◆ **Stored data**
────────
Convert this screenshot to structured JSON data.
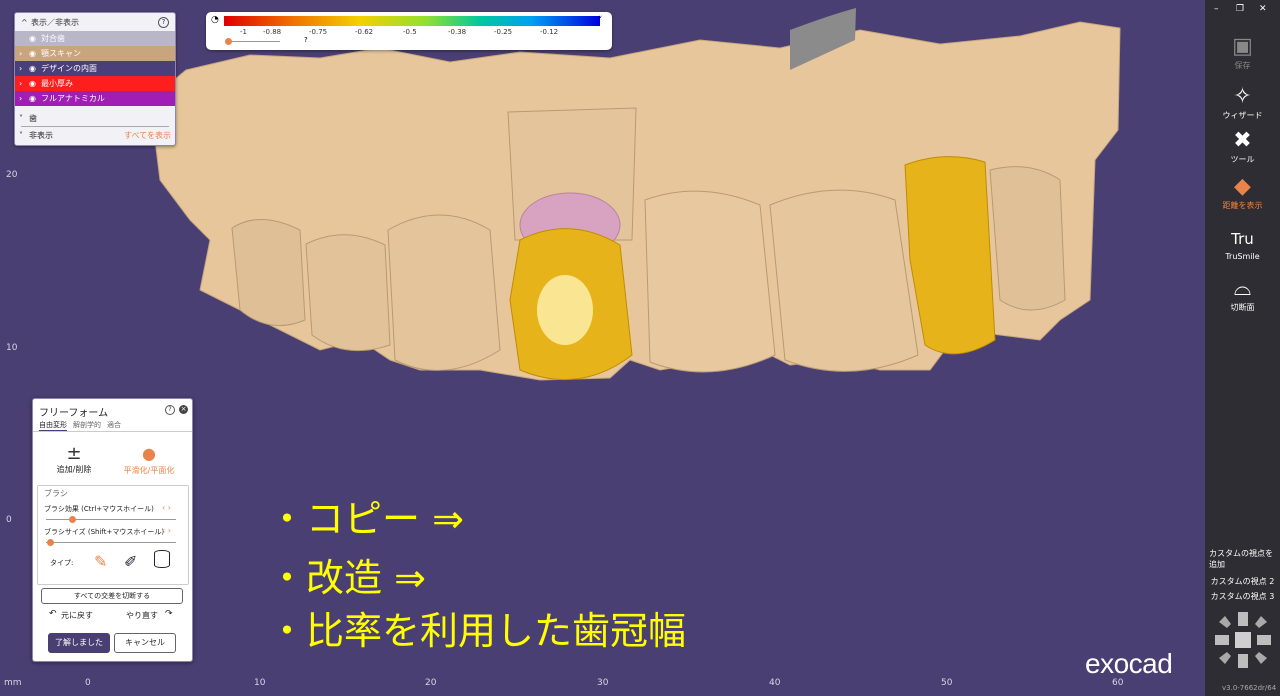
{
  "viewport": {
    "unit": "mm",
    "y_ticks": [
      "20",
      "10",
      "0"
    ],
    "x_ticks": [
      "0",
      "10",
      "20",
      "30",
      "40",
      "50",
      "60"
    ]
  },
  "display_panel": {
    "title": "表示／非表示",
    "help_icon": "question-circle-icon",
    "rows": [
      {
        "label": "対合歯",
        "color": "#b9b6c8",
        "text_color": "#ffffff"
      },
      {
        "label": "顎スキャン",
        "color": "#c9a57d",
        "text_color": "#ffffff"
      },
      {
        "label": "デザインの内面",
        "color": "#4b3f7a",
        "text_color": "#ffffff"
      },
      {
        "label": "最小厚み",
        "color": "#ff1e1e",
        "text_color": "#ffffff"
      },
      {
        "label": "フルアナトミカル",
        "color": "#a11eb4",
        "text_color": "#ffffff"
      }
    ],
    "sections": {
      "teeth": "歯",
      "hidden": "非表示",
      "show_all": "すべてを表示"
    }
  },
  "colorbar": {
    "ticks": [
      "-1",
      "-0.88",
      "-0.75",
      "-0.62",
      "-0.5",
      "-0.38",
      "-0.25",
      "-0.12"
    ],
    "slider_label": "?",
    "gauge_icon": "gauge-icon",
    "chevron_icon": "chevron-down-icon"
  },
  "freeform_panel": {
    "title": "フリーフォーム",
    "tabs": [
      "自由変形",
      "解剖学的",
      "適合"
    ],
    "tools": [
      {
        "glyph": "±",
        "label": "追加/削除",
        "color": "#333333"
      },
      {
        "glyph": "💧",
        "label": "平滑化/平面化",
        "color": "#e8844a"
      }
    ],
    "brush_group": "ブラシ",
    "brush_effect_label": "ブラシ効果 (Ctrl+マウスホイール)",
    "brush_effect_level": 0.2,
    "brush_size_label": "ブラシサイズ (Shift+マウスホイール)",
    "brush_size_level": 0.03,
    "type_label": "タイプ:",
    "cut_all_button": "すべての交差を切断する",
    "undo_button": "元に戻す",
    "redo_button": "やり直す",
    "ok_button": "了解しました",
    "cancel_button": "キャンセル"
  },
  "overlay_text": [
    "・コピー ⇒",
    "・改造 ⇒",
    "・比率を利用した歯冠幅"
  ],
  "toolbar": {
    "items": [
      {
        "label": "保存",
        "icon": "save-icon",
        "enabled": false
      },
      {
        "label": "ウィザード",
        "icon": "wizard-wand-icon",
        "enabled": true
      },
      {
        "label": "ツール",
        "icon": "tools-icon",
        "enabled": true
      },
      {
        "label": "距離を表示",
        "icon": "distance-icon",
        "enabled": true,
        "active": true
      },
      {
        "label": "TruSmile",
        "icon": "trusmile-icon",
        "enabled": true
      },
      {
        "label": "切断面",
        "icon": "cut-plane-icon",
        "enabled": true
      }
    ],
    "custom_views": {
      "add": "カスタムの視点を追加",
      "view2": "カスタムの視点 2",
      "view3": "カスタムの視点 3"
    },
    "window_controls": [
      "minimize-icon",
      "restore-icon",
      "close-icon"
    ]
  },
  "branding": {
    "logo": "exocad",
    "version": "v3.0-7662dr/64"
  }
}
────────
◆ **What is required**
Exactly reproduce each record, leaving out any pictures.

◆ **Solution below**
Convert this screenshot to structured JSON data.
{
  "viewport": {
    "unit": "mm",
    "y_ticks": [
      "20",
      "10",
      "0"
    ],
    "x_ticks": [
      "0",
      "10",
      "20",
      "30",
      "40",
      "50",
      "60"
    ]
  },
  "display_panel": {
    "title": "表示／非表示",
    "help_icon": "question-circle-icon",
    "rows": [
      {
        "label": "対合歯",
        "color": "#b9b6c8",
        "text_color": "#ffffff"
      },
      {
        "label": "顎スキャン",
        "color": "#c9a57d",
        "text_color": "#ffffff"
      },
      {
        "label": "デザインの内面",
        "color": "#4b3f7a",
        "text_color": "#ffffff"
      },
      {
        "label": "最小厚み",
        "color": "#ff1e1e",
        "text_color": "#ffffff"
      },
      {
        "label": "フルアナトミカル",
        "color": "#a11eb4",
        "text_color": "#ffffff"
      }
    ],
    "sections": {
      "teeth": "歯",
      "hidden": "非表示",
      "show_all": "すべてを表示"
    }
  },
  "colorbar": {
    "ticks": [
      "-1",
      "-0.88",
      "-0.75",
      "-0.62",
      "-0.5",
      "-0.38",
      "-0.25",
      "-0.12"
    ],
    "slider_label": "?",
    "gauge_icon": "gauge-icon",
    "chevron_icon": "chevron-down-icon"
  },
  "freeform_panel": {
    "title": "フリーフォーム",
    "tabs": [
      "自由変形",
      "解剖学的",
      "適合"
    ],
    "tools": [
      {
        "glyph": "±",
        "label": "追加/削除",
        "color": "#333333"
      },
      {
        "glyph": "💧",
        "label": "平滑化/平面化",
        "color": "#e8844a"
      }
    ],
    "brush_group": "ブラシ",
    "brush_effect_label": "ブラシ効果 (Ctrl+マウスホイール)",
    "brush_effect_level": 0.2,
    "brush_size_label": "ブラシサイズ (Shift+マウスホイール)",
    "brush_size_level": 0.03,
    "type_label": "タイプ:",
    "cut_all_button": "すべての交差を切断する",
    "undo_button": "元に戻す",
    "redo_button": "やり直す",
    "ok_button": "了解しました",
    "cancel_button": "キャンセル"
  },
  "overlay_text": [
    "・コピー ⇒",
    "・改造 ⇒",
    "・比率を利用した歯冠幅"
  ],
  "toolbar": {
    "items": [
      {
        "label": "保存",
        "icon": "save-icon",
        "enabled": false
      },
      {
        "label": "ウィザード",
        "icon": "wizard-wand-icon",
        "enabled": true
      },
      {
        "label": "ツール",
        "icon": "tools-icon",
        "enabled": true
      },
      {
        "label": "距離を表示",
        "icon": "distance-icon",
        "enabled": true,
        "active": true
      },
      {
        "label": "TruSmile",
        "icon": "trusmile-icon",
        "enabled": true
      },
      {
        "label": "切断面",
        "icon": "cut-plane-icon",
        "enabled": true
      }
    ],
    "custom_views": {
      "add": "カスタムの視点を追加",
      "view2": "カスタムの視点 2",
      "view3": "カスタムの視点 3"
    },
    "window_controls": [
      "minimize-icon",
      "restore-icon",
      "close-icon"
    ]
  },
  "branding": {
    "logo": "exocad",
    "version": "v3.0-7662dr/64"
  }
}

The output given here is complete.